* [AIM]:
Without the images, write out the whole listing exactly.

begin MATERIALS PROVIDED

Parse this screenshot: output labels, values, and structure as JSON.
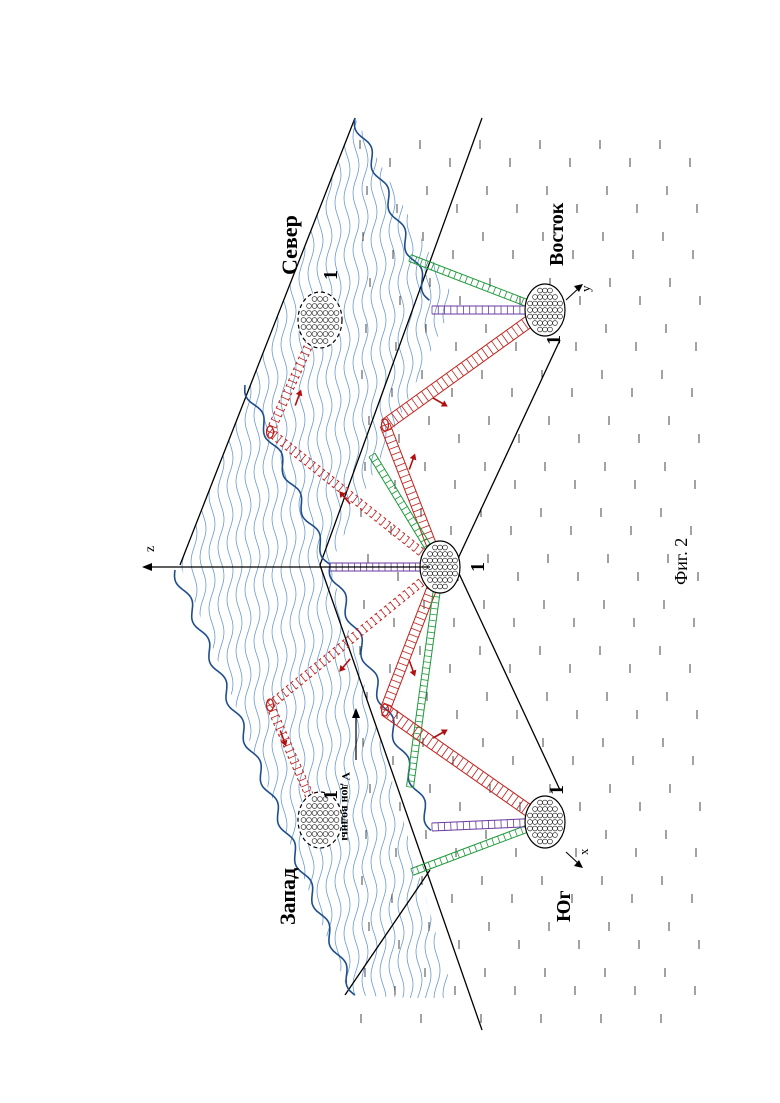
{
  "figure": {
    "caption": "Фиг. 2",
    "directions": {
      "north": "Север",
      "south": "Юг",
      "east": "Восток",
      "west": "Запад"
    },
    "axes": {
      "x": "x",
      "y": "y",
      "z": "z"
    },
    "flow_label": "V дон волны",
    "node_number": "1",
    "colors": {
      "surface_waves": "#6a9bd0",
      "wave_edge": "#1f4e8c",
      "cable_red": "#c0221d",
      "cable_green": "#1e9a3a",
      "cable_purple": "#6b3aa0",
      "arrow": "#b01010",
      "outline": "#000000",
      "bottom_dash": "#444444"
    }
  }
}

end MATERIALS PROVIDED

* [EXERCISE SOLUTION]:
Parse this screenshot: output labels, values, and structure as JSON.
{
  "figure": {
    "caption": "Фиг. 2",
    "directions": {
      "north": "Север",
      "south": "Юг",
      "east": "Восток",
      "west": "Запад"
    },
    "axes": {
      "x": "x",
      "y": "y",
      "z": "z"
    },
    "flow_label": "V дон волны",
    "node_number": "1",
    "colors": {
      "surface_waves": "#6a9bd0",
      "wave_edge": "#1f4e8c",
      "cable_red": "#c0221d",
      "cable_green": "#1e9a3a",
      "cable_purple": "#6b3aa0",
      "arrow": "#b01010",
      "outline": "#000000",
      "bottom_dash": "#444444"
    }
  }
}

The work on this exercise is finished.